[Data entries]
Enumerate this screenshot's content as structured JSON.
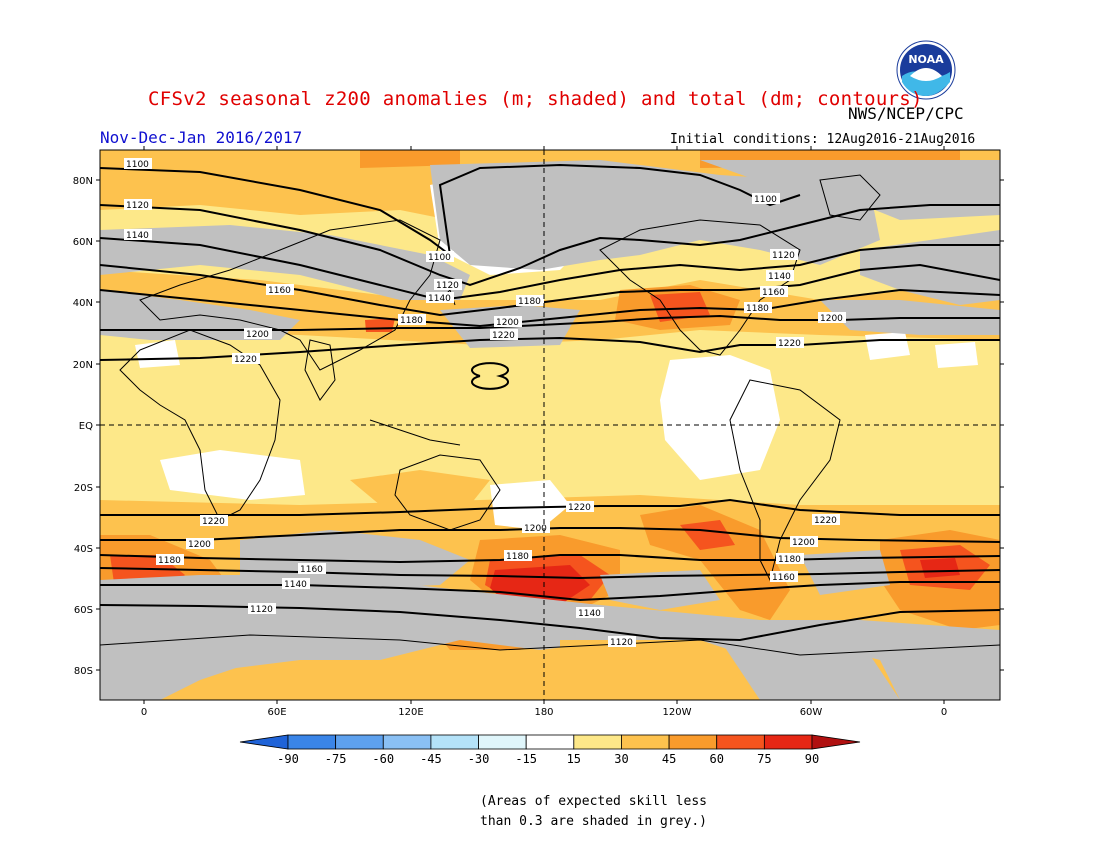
{
  "header": {
    "title": "CFSv2 seasonal z200 anomalies (m; shaded) and total (dm; contours)",
    "agency": "NWS/NCEP/CPC",
    "season": "Nov-Dec-Jan 2016/2017",
    "initial_conditions": "Initial conditions: 12Aug2016-21Aug2016",
    "logo_text": "NOAA"
  },
  "map": {
    "lat_labels": [
      "80N",
      "60N",
      "40N",
      "20N",
      "EQ",
      "20S",
      "40S",
      "60S",
      "80S"
    ],
    "lon_labels": [
      "0",
      "60E",
      "120E",
      "180",
      "120W",
      "60W",
      "0"
    ],
    "contour_labels": [
      "1100",
      "1120",
      "1140",
      "1160",
      "1180",
      "1200",
      "1220"
    ]
  },
  "colorbar": {
    "ticks": [
      "-90",
      "-75",
      "-60",
      "-45",
      "-30",
      "-15",
      "15",
      "30",
      "45",
      "60",
      "75",
      "90"
    ],
    "colors": [
      "#1f63d8",
      "#3a85e8",
      "#5ea1ee",
      "#8ac0f4",
      "#b4e2f8",
      "#e0f6fb",
      "#ffffff",
      "#fde889",
      "#fdc24e",
      "#f99b2c",
      "#f5541e",
      "#e62715",
      "#b01010"
    ],
    "map_colors": {
      "grey": "#c0c0c0",
      "ocean_base": "#fde889",
      "c30": "#fdc24e",
      "c45": "#f99b2c",
      "c60": "#f5541e",
      "c75": "#e62715",
      "c90": "#b01010"
    }
  },
  "note": "(Areas of expected skill less than 0.3 are shaded in grey.)"
}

▶ _Exercise directions_
Show every line of the records above that contains the word "shaded".

▶ _Result for this task_
    "title": "CFSv2 seasonal z200 anomalies (m; shaded) and total (dm; contours)",
  "note": "(Areas of expected skill less than 0.3 are shaded in grey.)"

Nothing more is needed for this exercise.